DESCRIPTION OF THE TASK
Scan the data for "true" and copy the lines it appears in.

Part of a data file

*****

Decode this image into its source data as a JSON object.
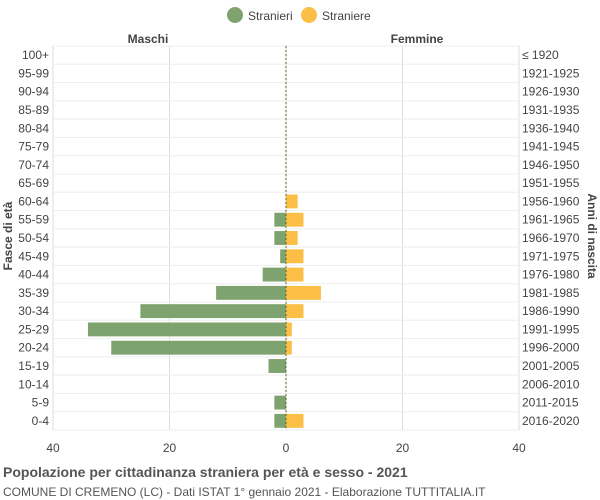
{
  "chart_data": {
    "type": "bar",
    "orientation": "horizontal",
    "title": "Popolazione per cittadinanza straniera per età e sesso - 2021",
    "subtitle": "COMUNE DI CREMENO (LC) - Dati ISTAT 1° gennaio 2021 - Elaborazione TUTTITALIA.IT",
    "left_header": "Maschi",
    "right_header": "Femmine",
    "ylabel_left": "Fasce di età",
    "ylabel_right": "Anni di nascita",
    "xlim": [
      -40,
      40
    ],
    "x_ticks": [
      -40,
      -20,
      0,
      20,
      40
    ],
    "x_tick_labels": [
      "40",
      "20",
      "0",
      "20",
      "40"
    ],
    "grid": true,
    "legend_position": "top-center",
    "categories": [
      "100+",
      "95-99",
      "90-94",
      "85-89",
      "80-84",
      "75-79",
      "70-74",
      "65-69",
      "60-64",
      "55-59",
      "50-54",
      "45-49",
      "40-44",
      "35-39",
      "30-34",
      "25-29",
      "20-24",
      "15-19",
      "10-14",
      "5-9",
      "0-4"
    ],
    "birth_years": [
      "≤ 1920",
      "1921-1925",
      "1926-1930",
      "1931-1935",
      "1936-1940",
      "1941-1945",
      "1946-1950",
      "1951-1955",
      "1956-1960",
      "1961-1965",
      "1966-1970",
      "1971-1975",
      "1976-1980",
      "1981-1985",
      "1986-1990",
      "1991-1995",
      "1996-2000",
      "2001-2005",
      "2006-2010",
      "2011-2015",
      "2016-2020"
    ],
    "series": [
      {
        "name": "Stranieri",
        "color": "#7fa36f",
        "values": [
          0,
          0,
          0,
          0,
          0,
          0,
          0,
          0,
          0,
          2,
          2,
          1,
          4,
          12,
          25,
          34,
          30,
          3,
          0,
          2,
          2
        ]
      },
      {
        "name": "Straniere",
        "color": "#fbbf45",
        "values": [
          0,
          0,
          0,
          0,
          0,
          0,
          0,
          0,
          2,
          3,
          2,
          3,
          3,
          6,
          3,
          1,
          1,
          0,
          0,
          0,
          3
        ]
      }
    ]
  }
}
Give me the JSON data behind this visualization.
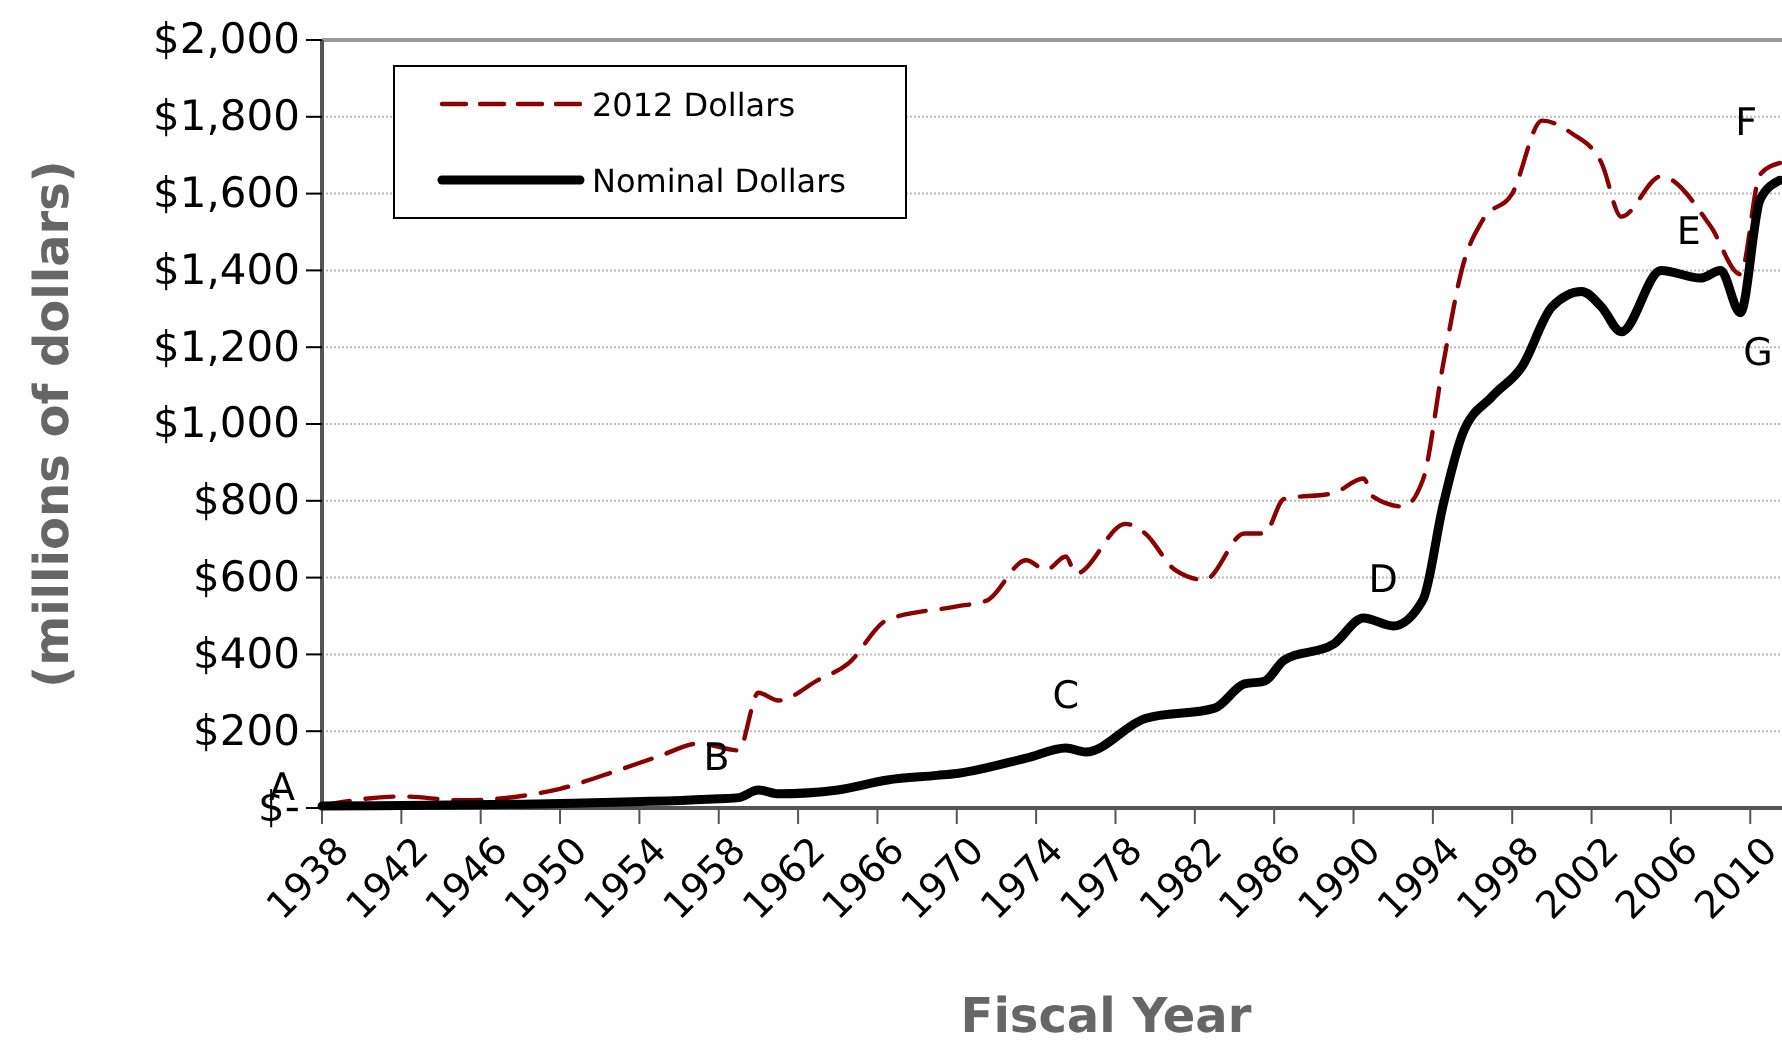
{
  "chart_data": {
    "type": "line",
    "xlabel": "Fiscal Year",
    "ylabel": "(millions of dollars)",
    "xlim": [
      1938,
      2011.6
    ],
    "ylim": [
      0,
      2000
    ],
    "xticks": [
      1938,
      1942,
      1946,
      1950,
      1954,
      1958,
      1962,
      1966,
      1970,
      1974,
      1978,
      1982,
      1986,
      1990,
      1994,
      1998,
      2002,
      2006,
      2010
    ],
    "yticks": [
      {
        "value": 0,
        "label": "$-"
      },
      {
        "value": 200,
        "label": "$200"
      },
      {
        "value": 400,
        "label": "$400"
      },
      {
        "value": 600,
        "label": "$600"
      },
      {
        "value": 800,
        "label": "$800"
      },
      {
        "value": 1000,
        "label": "$1,000"
      },
      {
        "value": 1200,
        "label": "$1,200"
      },
      {
        "value": 1400,
        "label": "$1,400"
      },
      {
        "value": 1600,
        "label": "$1,600"
      },
      {
        "value": 1800,
        "label": "$1,800"
      },
      {
        "value": 2000,
        "label": "$2,000"
      }
    ],
    "grid": "y",
    "legend": "top left",
    "marker": "none",
    "series": [
      {
        "name": "2012 Dollars",
        "color": "#8b0000",
        "line_style": "dashed",
        "x": [
          1938,
          1942,
          1945,
          1950,
          1952,
          1955,
          1957,
          1959,
          1960,
          1961,
          1963,
          1964.5,
          1966.5,
          1970,
          1971.5,
          1973.5,
          1974.5,
          1975.5,
          1976,
          1978.5,
          1979.5,
          1981,
          1982.5,
          1984.5,
          1985.5,
          1986.5,
          1989,
          1990.5,
          1991,
          1992.5,
          1993.5,
          1994.5,
          1995.5,
          1996.5,
          1998,
          1999.5,
          2001,
          2002.5,
          2003.5,
          2005.5,
          2008,
          2009.5,
          2010.5,
          2011.5
        ],
        "values": [
          7,
          30,
          20,
          50,
          82,
          135,
          168,
          150,
          300,
          280,
          333,
          375,
          490,
          525,
          540,
          645,
          620,
          655,
          610,
          740,
          715,
          620,
          594,
          715,
          715,
          805,
          820,
          858,
          810,
          785,
          855,
          1150,
          1410,
          1530,
          1600,
          1790,
          1757,
          1680,
          1540,
          1645,
          1515,
          1390,
          1650,
          1680
        ]
      },
      {
        "name": "Nominal Dollars",
        "color": "#000000",
        "line_style": "solid",
        "x": [
          1938,
          1950,
          1958,
          1959,
          1960,
          1961,
          1964,
          1966.5,
          1969,
          1970,
          1973.5,
          1975.5,
          1976.5,
          1979.5,
          1983,
          1984.5,
          1985.5,
          1986.5,
          1989,
          1990.5,
          1992,
          1993.5,
          1994.5,
          1995.5,
          1997,
          1998.5,
          2000,
          2001.5,
          2002.5,
          2003.5,
          2005.5,
          2007.5,
          2008.5,
          2009.5,
          2010.5,
          2011.5
        ],
        "values": [
          5,
          12,
          24,
          27,
          47,
          37,
          47,
          73,
          85,
          90,
          130,
          156,
          146,
          233,
          260,
          323,
          330,
          385,
          427,
          495,
          474,
          542,
          785,
          975,
          1072,
          1150,
          1305,
          1345,
          1305,
          1240,
          1400,
          1380,
          1400,
          1290,
          1585,
          1635
        ]
      }
    ],
    "annotations": [
      {
        "text": "A",
        "x": 1938,
        "y": 0
      },
      {
        "text": "B",
        "x": 1958.5,
        "y": 25
      },
      {
        "text": "C",
        "x": 1975.5,
        "y": 156
      },
      {
        "text": "D",
        "x": 1992.5,
        "y": 480
      },
      {
        "text": "E",
        "x": 2007.5,
        "y": 1385
      },
      {
        "text": "F",
        "x": 2011,
        "y": 1660
      },
      {
        "text": "G",
        "x": 2009.5,
        "y": 1290
      }
    ]
  }
}
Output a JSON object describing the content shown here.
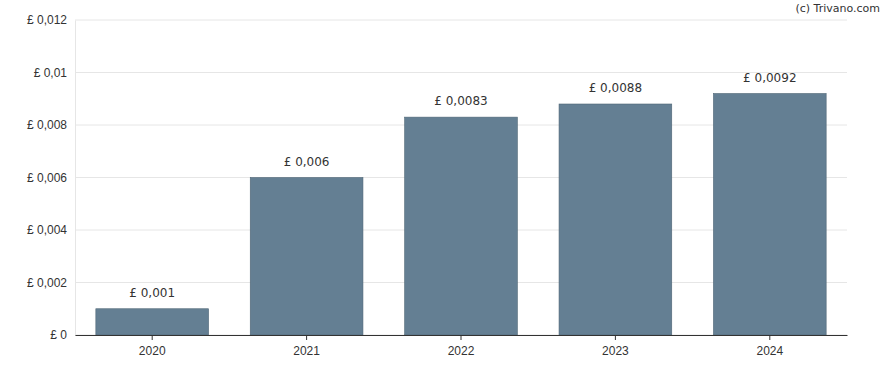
{
  "chart_data": {
    "type": "bar",
    "annotations": [
      "(c) Trivano.com"
    ],
    "categories": [
      "2020",
      "2021",
      "2022",
      "2023",
      "2024"
    ],
    "values": [
      0.001,
      0.006,
      0.0083,
      0.0088,
      0.0092
    ],
    "value_labels": [
      "£ 0,001",
      "£ 0,006",
      "£ 0,0083",
      "£ 0,0088",
      "£ 0,0092"
    ],
    "data_labels": true,
    "color": "#647f93",
    "ylim": [
      0,
      0.012
    ],
    "yticks": [
      {
        "value": 0,
        "label": "£ 0"
      },
      {
        "value": 0.002,
        "label": "£ 0,002"
      },
      {
        "value": 0.004,
        "label": "£ 0,004"
      },
      {
        "value": 0.006,
        "label": "£ 0,006"
      },
      {
        "value": 0.008,
        "label": "£ 0,008"
      },
      {
        "value": 0.01,
        "label": "£ 0,01"
      },
      {
        "value": 0.012,
        "label": "£ 0,012"
      }
    ],
    "grid": true
  }
}
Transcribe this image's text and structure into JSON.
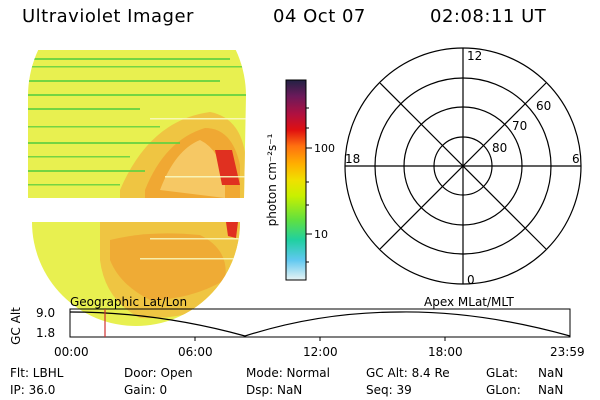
{
  "header": {
    "instrument": "Ultraviolet Imager",
    "date": "04 Oct 07",
    "time": "02:08:11 UT"
  },
  "colorbar": {
    "unit_label": "photon cm⁻²s⁻¹",
    "tick_labels": [
      "100",
      "10"
    ],
    "colors": [
      "#222244",
      "#6a1a5a",
      "#b01040",
      "#e01010",
      "#ff7010",
      "#ffb000",
      "#f0e000",
      "#c8f000",
      "#60e040",
      "#20d0a0",
      "#60c8f0",
      "#e8f4f4"
    ]
  },
  "image_panel": {
    "background": "#e8f050",
    "aurora_colors": [
      "#f0c040",
      "#f0a030",
      "#e03020"
    ]
  },
  "polar_plot": {
    "clock_labels": [
      "12",
      "18",
      "6",
      "0"
    ],
    "lat_labels": [
      "60",
      "70",
      "80"
    ]
  },
  "orbit_strip": {
    "left_label": "Geographic Lat/Lon",
    "right_label": "Apex  MLat/MLT",
    "axis_title": "GC Alt",
    "y_ticks": [
      "9.0",
      "1.8"
    ],
    "time_ticks": [
      "00:00",
      "06:00",
      "12:00",
      "18:00",
      "23:59"
    ],
    "marker_color": "#d03030"
  },
  "info": {
    "filter": "Flt: LBHL",
    "ip": "IP: 36.0",
    "door": "Door: Open",
    "gain": "Gain: 0",
    "mode": "Mode: Normal",
    "dsp": "Dsp:      NaN",
    "gc_alt": "GC Alt: 8.4 Re",
    "seq": "Seq: 39",
    "glat_label": "GLat:",
    "glat_value": "NaN",
    "glon_label": "GLon:",
    "glon_value": "NaN"
  }
}
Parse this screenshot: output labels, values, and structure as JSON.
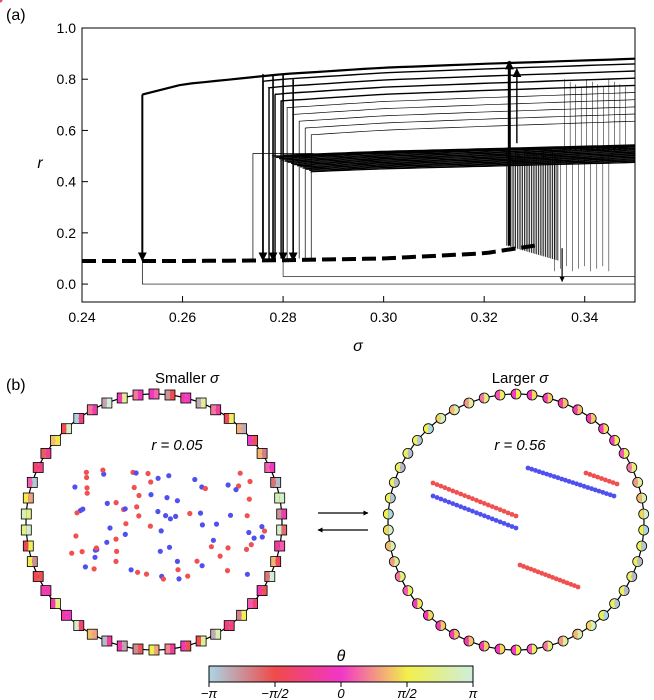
{
  "panel_a": {
    "label": "(a)"
  },
  "panel_b": {
    "label": "(b)",
    "left_title_prefix": "Smaller ",
    "right_title_prefix": "Larger ",
    "sigma_symbol": "σ",
    "left_r_label": "r = 0.05",
    "right_r_label": "r = 0.56",
    "colorbar_label": "θ",
    "colorbar_ticks": [
      "−π",
      "−π/2",
      "0",
      "π/2",
      "π"
    ],
    "colorbar_colors": [
      "#a9d6e5",
      "#ef4a4a",
      "#f236c8",
      "#f2ef4a",
      "#cfeedd"
    ],
    "cluster_colors": {
      "red": "#f0504f",
      "blue": "#5050f0"
    }
  },
  "chart_data": {
    "type": "line",
    "title": "",
    "xlabel": "σ",
    "ylabel": "r",
    "xlim": [
      0.24,
      0.35
    ],
    "ylim": [
      -0.07,
      1.0
    ],
    "xticks": [
      "0.24",
      "0.26",
      "0.28",
      "0.30",
      "0.32",
      "0.34"
    ],
    "yticks": [
      "0.0",
      "0.2",
      "0.4",
      "0.6",
      "0.8",
      "1.0"
    ],
    "grid": false,
    "series": [
      {
        "kind": "incoherent-branch",
        "style": "dashed",
        "x": [
          0.24,
          0.26,
          0.28,
          0.3,
          0.32,
          0.33
        ],
        "y": [
          0.09,
          0.09,
          0.093,
          0.1,
          0.12,
          0.15
        ]
      },
      {
        "kind": "upper-branch",
        "style": "solid",
        "x": [
          0.252,
          0.26,
          0.28,
          0.3,
          0.32,
          0.35
        ],
        "y": [
          0.74,
          0.78,
          0.82,
          0.845,
          0.86,
          0.88
        ]
      },
      {
        "kind": "middle-branch",
        "style": "solid",
        "x": [
          0.28,
          0.3,
          0.32,
          0.35
        ],
        "y": [
          0.5,
          0.515,
          0.525,
          0.54
        ]
      }
    ],
    "transitions_down": [
      {
        "x": 0.252,
        "from": 0.74,
        "to": 0.1
      },
      {
        "x": 0.276,
        "from": 0.82,
        "to": 0.1
      },
      {
        "x": 0.278,
        "from": 0.82,
        "to": 0.1
      },
      {
        "x": 0.28,
        "from": 0.82,
        "to": 0.1
      },
      {
        "x": 0.282,
        "from": 0.8,
        "to": 0.1
      }
    ],
    "transitions_up": [
      {
        "x": 0.325,
        "from": 0.15,
        "to": 0.87
      }
    ]
  }
}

*****

WRITTEN SOLUTION
    "grid": true,
    "data_labels": true,
    "grid": true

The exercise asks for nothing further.